Document passage>
·····

A Frosty Deal?

R
textual analysis
word embeddings
natural language processing
Quantitative textual analysis, word embeddings and analysing shifting trade-talk sentiment?
Author

Carl Goodwin

Published

September 18, 2020

Modified

February 25, 2023

Two frosty fists bump

Before the post-Brexit trade negotiations concluded, what did quantitative textual analysis and word embeddings tell us about the shifting trade-talk sentiment?

Reading news articles on the will-they-won’t-they post-Brexit trade negotiations with the EU sees days of optimism jarred by days of gloom. Do negative news articles, when one wants a positive outcome, leave a deeper impression?

Is it possible to get a more objective view from quantitative analysis of textual data? To do this, I’m going to look at hundreds of articles published in the Guardian newspaper over the course of the year to see how trade-talk sentiment changed week-to-week.

theme_set(theme_bw())

n <- 4
palette <- "wesanderson::Chevalier1"

cols <- paletteer_d(palette, n = n)

tibble(x = 1:n, y = 1) |>
  ggplot(aes(x, y, fill = cols)) +
  geom_col(colour = "white") +
  geom_label(aes(label = cols |> str_remove("FF$")), 
             size = 4, vjust = 2, fill = "white") +
  annotate(
    "label",
    x = (n + 1) / 2, y = 0.5,
    label = palette,
    fill = "white",
    alpha = 0.8,
    size = 6
  ) +
  scale_fill_manual(values = as.character(cols)) +
  theme_void() +
  theme(legend.position = "none")

The Withdrawal Agreement between the UK and the European Union was signed on the 24th of January 2020. Brexit-related newspaper articles will be imported from that date.

Note

Since publishing this article in September 2020, an agreement was reached on December 24th 2020.

·····

Objective 1> In the Brexit trade-talk article, rewrite the stretch from "February 25, 2023" through "sentiment changed week-to-week." with "optimism" changed to "hope".
Objective 2> Does the Brexit trade-talk article support each statement below? Answer yes or no for each, quoting the words that decide it. (a) The Withdrawal Agreement between the UK and the EU was signed on January 24, 2020. (b) The articles to be analyzed were published in the Times. (c) An agreement was reached in November 2020.

·····

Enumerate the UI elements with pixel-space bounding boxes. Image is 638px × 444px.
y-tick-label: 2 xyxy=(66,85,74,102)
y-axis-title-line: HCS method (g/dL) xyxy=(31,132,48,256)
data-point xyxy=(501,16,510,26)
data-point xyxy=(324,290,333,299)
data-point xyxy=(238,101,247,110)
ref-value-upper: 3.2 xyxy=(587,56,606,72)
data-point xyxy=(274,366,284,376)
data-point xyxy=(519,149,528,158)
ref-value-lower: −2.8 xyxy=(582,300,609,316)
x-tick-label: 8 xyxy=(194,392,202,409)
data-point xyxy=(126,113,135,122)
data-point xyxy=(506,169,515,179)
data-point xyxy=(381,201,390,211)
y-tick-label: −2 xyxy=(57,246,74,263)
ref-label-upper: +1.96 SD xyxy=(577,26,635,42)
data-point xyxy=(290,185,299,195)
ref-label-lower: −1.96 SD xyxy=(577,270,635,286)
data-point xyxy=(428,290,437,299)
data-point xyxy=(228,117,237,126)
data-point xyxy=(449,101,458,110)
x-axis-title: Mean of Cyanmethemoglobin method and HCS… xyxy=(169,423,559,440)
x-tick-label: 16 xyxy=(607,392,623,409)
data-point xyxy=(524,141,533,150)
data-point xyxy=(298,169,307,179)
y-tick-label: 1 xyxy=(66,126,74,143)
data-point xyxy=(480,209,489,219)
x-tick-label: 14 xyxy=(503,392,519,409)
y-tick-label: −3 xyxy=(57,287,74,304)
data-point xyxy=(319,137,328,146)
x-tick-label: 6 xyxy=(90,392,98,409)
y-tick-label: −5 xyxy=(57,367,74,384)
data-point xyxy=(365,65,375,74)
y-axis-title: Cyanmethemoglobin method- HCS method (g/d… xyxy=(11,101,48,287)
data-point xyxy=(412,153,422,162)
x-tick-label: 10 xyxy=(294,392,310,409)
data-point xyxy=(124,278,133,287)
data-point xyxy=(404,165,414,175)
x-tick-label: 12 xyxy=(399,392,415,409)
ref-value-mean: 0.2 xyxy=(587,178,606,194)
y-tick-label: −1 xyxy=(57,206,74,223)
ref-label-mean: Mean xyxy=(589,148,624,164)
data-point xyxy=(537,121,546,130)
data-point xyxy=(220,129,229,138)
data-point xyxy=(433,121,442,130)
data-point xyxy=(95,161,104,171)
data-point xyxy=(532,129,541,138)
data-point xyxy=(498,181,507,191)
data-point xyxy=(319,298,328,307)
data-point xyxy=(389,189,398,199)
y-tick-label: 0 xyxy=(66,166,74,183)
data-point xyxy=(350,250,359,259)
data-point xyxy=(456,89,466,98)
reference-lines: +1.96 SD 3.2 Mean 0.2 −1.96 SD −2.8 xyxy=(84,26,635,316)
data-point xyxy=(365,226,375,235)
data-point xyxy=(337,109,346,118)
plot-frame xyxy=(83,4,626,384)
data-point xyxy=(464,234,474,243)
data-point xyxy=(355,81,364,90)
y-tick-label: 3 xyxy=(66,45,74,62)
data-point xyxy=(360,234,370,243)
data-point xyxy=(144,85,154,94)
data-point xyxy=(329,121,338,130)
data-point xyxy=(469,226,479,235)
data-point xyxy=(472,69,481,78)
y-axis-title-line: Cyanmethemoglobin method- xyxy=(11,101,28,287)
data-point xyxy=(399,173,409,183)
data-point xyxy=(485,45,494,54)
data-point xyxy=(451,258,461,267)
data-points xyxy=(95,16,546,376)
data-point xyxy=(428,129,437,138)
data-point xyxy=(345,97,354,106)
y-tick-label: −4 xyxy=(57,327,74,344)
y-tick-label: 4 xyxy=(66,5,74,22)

·····

Exercise response 1>
February 25, 2023

Two frosty fists bump

Before the post-Brexit trade negotiations concluded, what did quantitative textual analysis and word embeddings tell us about the shifting trade-talk sentiment?

Reading news articles on the will-they-won’t-they post-Brexit trade negotiations with the EU sees days of hope jarred by days of gloom. Do negative news articles, when one wants a positive outcome, leave a deeper impression?

Is it possible to get a more objective view from quantitative analysis of textual data? To do this, I’m going to look at hundreds of articles published in the Guardian newspaper over the course of the year to see how trade-talk sentiment changed week-to-week.

Exercise response 2>
(a) Yes: "The Withdrawal Agreement between the UK and the European Union was signed on the 24th of January 2020."
(b) No: "articles published in the Guardian newspaper"
(c) No: "an agreement was reached on December 24th 2020."